— Problem requirements —
Write out the data below in full. Keep it exact.

— Provided data —
=====

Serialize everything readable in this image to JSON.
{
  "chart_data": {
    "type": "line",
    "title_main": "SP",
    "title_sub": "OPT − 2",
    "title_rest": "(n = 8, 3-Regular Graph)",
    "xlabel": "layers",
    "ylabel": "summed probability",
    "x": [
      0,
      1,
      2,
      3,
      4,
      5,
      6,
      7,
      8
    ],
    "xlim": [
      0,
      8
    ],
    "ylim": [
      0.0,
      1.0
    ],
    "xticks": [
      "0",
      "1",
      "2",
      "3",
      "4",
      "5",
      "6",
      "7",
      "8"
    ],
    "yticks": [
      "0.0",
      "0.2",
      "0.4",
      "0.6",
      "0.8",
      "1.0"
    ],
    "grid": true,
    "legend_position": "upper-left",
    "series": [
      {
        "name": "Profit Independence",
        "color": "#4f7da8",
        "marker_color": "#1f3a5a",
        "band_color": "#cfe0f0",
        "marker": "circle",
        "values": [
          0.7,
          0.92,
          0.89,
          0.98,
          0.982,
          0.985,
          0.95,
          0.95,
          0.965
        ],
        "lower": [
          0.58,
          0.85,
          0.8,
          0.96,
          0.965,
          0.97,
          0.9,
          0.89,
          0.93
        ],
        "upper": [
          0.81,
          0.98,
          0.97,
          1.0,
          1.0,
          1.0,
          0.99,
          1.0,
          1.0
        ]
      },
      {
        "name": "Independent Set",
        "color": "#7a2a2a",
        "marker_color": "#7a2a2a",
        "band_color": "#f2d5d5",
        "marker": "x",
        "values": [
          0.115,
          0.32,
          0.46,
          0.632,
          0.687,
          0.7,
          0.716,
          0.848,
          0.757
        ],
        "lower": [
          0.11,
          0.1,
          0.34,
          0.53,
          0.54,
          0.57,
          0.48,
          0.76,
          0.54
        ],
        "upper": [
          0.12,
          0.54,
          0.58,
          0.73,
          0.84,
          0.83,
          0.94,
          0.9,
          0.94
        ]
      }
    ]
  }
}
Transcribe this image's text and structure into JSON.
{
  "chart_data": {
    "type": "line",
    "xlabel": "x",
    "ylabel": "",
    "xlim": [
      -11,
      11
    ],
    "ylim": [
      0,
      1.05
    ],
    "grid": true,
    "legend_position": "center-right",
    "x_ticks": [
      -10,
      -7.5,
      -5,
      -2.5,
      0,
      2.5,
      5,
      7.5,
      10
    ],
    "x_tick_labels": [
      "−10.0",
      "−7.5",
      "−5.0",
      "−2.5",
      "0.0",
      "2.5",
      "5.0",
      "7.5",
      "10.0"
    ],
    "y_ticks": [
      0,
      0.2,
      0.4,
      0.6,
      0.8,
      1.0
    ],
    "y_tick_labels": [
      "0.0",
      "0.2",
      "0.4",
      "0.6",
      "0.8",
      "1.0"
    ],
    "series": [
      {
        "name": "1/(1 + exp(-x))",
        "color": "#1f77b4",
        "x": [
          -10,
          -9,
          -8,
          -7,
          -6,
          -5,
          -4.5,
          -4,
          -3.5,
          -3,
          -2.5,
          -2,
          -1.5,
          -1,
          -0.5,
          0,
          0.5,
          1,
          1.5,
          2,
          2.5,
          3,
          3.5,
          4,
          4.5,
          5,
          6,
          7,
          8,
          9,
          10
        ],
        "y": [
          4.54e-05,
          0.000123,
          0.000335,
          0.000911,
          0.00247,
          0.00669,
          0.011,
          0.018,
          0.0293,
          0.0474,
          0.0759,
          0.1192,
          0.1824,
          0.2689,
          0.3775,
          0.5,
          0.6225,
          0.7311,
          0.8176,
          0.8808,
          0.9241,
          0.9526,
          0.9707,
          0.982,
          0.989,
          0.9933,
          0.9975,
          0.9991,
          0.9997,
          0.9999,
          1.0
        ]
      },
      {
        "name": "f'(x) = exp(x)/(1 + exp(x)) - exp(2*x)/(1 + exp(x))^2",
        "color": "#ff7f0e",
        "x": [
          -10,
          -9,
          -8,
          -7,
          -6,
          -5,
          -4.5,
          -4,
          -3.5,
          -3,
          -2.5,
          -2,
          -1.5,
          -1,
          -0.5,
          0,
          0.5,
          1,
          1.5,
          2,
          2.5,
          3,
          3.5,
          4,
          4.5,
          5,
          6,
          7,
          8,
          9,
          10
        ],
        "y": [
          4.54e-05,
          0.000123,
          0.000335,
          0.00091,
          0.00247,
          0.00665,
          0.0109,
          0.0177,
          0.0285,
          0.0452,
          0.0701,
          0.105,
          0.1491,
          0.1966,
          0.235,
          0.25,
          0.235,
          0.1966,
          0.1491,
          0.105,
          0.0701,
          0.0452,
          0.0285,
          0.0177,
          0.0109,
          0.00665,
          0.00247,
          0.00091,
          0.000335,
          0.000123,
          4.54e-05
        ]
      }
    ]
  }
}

=====

— Written solution —
Serialize everything readable in this image to JSON.
{
  "chart_data": {
    "type": "line",
    "title_main": "SP",
    "title_sub": "OPT − 2",
    "title_rest": "(n = 8, 3-Regular Graph)",
    "xlabel": "layers",
    "ylabel": "summed probability",
    "x": [
      0,
      1,
      2,
      3,
      4,
      5,
      6,
      7,
      8
    ],
    "xlim": [
      0,
      8
    ],
    "ylim": [
      0.0,
      1.0
    ],
    "xticks": [
      "0",
      "1",
      "2",
      "3",
      "4",
      "5",
      "6",
      "7",
      "8"
    ],
    "yticks": [
      "0.0",
      "0.2",
      "0.4",
      "0.6",
      "0.8",
      "1.0"
    ],
    "grid": true,
    "legend_position": "upper-left",
    "series": [
      {
        "name": "Profit Independence",
        "color": "#4f7da8",
        "marker_color": "#1f3a5a",
        "band_color": "#cfe0f0",
        "marker": "circle",
        "values": [
          0.7,
          0.92,
          0.89,
          0.98,
          0.982,
          0.985,
          0.95,
          0.95,
          0.965
        ],
        "lower": [
          0.58,
          0.85,
          0.8,
          0.96,
          0.965,
          0.97,
          0.9,
          0.89,
          0.93
        ],
        "upper": [
          0.81,
          0.98,
          0.97,
          1.0,
          1.0,
          1.0,
          0.99,
          1.0,
          1.0
        ]
      },
      {
        "name": "Independent Set",
        "color": "#7a2a2a",
        "marker_color": "#7a2a2a",
        "band_color": "#f2d5d5",
        "marker": "x",
        "values": [
          0.115,
          0.32,
          0.46,
          0.632,
          0.687,
          0.7,
          0.716,
          0.848,
          0.757
        ],
        "lower": [
          0.11,
          0.1,
          0.34,
          0.53,
          0.54,
          0.57,
          0.48,
          0.76,
          0.54
        ],
        "upper": [
          0.12,
          0.54,
          0.58,
          0.73,
          0.84,
          0.83,
          0.94,
          0.9,
          0.94
        ]
      }
    ]
  }
}
Transcribe this image's text and structure into JSON.
{
  "chart_data": {
    "type": "line",
    "xlabel": "x",
    "ylabel": "",
    "xlim": [
      -11,
      11
    ],
    "ylim": [
      0,
      1.05
    ],
    "grid": true,
    "legend_position": "center-right",
    "x_ticks": [
      -10,
      -7.5,
      -5,
      -2.5,
      0,
      2.5,
      5,
      7.5,
      10
    ],
    "x_tick_labels": [
      "−10.0",
      "−7.5",
      "−5.0",
      "−2.5",
      "0.0",
      "2.5",
      "5.0",
      "7.5",
      "10.0"
    ],
    "y_ticks": [
      0,
      0.2,
      0.4,
      0.6,
      0.8,
      1.0
    ],
    "y_tick_labels": [
      "0.0",
      "0.2",
      "0.4",
      "0.6",
      "0.8",
      "1.0"
    ],
    "series": [
      {
        "name": "1/(1 + exp(-x))",
        "color": "#1f77b4",
        "x": [
          -10,
          -9,
          -8,
          -7,
          -6,
          -5,
          -4.5,
          -4,
          -3.5,
          -3,
          -2.5,
          -2,
          -1.5,
          -1,
          -0.5,
          0,
          0.5,
          1,
          1.5,
          2,
          2.5,
          3,
          3.5,
          4,
          4.5,
          5,
          6,
          7,
          8,
          9,
          10
        ],
        "y": [
          4.54e-05,
          0.000123,
          0.000335,
          0.000911,
          0.00247,
          0.00669,
          0.011,
          0.018,
          0.0293,
          0.0474,
          0.0759,
          0.1192,
          0.1824,
          0.2689,
          0.3775,
          0.5,
          0.6225,
          0.7311,
          0.8176,
          0.8808,
          0.9241,
          0.9526,
          0.9707,
          0.982,
          0.989,
          0.9933,
          0.9975,
          0.9991,
          0.9997,
          0.9999,
          1.0
        ]
      },
      {
        "name": "f'(x) = exp(x)/(1 + exp(x)) - exp(2*x)/(1 + exp(x))^2",
        "color": "#ff7f0e",
        "x": [
          -10,
          -9,
          -8,
          -7,
          -6,
          -5,
          -4.5,
          -4,
          -3.5,
          -3,
          -2.5,
          -2,
          -1.5,
          -1,
          -0.5,
          0,
          0.5,
          1,
          1.5,
          2,
          2.5,
          3,
          3.5,
          4,
          4.5,
          5,
          6,
          7,
          8,
          9,
          10
        ],
        "y": [
          4.54e-05,
          0.000123,
          0.000335,
          0.00091,
          0.00247,
          0.00665,
          0.0109,
          0.0177,
          0.0285,
          0.0452,
          0.0701,
          0.105,
          0.1491,
          0.1966,
          0.235,
          0.25,
          0.235,
          0.1966,
          0.1491,
          0.105,
          0.0701,
          0.0452,
          0.0285,
          0.0177,
          0.0109,
          0.00665,
          0.00247,
          0.00091,
          0.000335,
          0.000123,
          4.54e-05
        ]
      }
    ]
  }
}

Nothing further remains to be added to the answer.